## Exercise brief
Search the records below for the word "übel" and show every line where it occurs.
[Opening Records section]
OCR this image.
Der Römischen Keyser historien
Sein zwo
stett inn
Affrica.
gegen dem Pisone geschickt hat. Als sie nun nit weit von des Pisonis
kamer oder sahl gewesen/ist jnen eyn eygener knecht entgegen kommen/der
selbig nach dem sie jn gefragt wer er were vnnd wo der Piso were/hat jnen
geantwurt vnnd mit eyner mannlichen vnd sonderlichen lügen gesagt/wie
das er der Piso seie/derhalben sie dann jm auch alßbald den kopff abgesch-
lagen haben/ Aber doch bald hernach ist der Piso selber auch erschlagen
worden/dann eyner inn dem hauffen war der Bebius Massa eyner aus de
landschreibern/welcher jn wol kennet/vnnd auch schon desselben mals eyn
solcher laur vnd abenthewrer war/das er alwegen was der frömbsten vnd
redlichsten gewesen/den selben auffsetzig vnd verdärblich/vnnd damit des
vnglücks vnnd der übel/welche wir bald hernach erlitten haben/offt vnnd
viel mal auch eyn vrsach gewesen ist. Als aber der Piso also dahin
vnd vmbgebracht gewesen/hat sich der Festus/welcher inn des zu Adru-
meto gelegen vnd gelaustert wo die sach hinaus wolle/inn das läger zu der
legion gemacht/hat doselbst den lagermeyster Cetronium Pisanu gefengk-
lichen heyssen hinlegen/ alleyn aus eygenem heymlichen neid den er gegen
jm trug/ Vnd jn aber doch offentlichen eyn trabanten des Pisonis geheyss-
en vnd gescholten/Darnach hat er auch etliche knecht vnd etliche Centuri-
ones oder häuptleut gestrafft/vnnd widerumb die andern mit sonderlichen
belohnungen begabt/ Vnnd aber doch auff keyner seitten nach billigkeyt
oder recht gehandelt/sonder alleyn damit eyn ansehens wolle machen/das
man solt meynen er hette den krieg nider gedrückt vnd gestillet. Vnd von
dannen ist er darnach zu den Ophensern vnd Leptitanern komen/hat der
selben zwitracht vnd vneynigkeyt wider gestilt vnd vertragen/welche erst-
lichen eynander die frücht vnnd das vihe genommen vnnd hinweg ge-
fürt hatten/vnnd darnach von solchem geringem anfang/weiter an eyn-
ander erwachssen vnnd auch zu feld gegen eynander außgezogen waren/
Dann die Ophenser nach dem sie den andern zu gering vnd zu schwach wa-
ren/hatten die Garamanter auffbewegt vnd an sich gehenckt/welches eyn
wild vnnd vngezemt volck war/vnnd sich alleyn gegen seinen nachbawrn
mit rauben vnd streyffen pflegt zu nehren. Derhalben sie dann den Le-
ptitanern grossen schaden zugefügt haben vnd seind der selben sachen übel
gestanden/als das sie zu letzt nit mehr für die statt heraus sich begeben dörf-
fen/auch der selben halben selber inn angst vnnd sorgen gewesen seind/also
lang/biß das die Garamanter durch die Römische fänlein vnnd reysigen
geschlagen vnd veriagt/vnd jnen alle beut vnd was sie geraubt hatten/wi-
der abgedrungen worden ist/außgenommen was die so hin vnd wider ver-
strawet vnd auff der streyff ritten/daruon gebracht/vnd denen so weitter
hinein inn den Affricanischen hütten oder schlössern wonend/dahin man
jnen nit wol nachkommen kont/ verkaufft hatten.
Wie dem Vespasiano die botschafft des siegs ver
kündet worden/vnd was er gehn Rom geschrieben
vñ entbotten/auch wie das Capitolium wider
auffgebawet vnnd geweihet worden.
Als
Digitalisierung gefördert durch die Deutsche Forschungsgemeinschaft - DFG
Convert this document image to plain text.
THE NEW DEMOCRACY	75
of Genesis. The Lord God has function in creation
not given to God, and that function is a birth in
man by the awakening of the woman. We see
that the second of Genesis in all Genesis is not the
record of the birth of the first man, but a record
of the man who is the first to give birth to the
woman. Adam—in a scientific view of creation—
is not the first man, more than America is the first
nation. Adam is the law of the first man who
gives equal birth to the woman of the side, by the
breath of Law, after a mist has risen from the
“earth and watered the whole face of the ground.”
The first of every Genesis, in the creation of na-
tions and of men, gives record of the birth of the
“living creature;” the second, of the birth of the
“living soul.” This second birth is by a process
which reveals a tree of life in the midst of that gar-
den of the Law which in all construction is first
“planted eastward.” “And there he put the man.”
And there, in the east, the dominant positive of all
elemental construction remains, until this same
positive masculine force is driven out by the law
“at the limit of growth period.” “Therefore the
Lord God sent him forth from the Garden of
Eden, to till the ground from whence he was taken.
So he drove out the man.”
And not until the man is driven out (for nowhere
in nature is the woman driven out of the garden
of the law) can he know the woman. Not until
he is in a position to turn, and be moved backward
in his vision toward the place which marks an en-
[Closing Records section]
## Result
vnglücks vnnd der übel/welche wir bald hernach erlitten haben/offt vnnd
ptitanern grossen schaden zugefügt haben vnd seind der selben sachen übel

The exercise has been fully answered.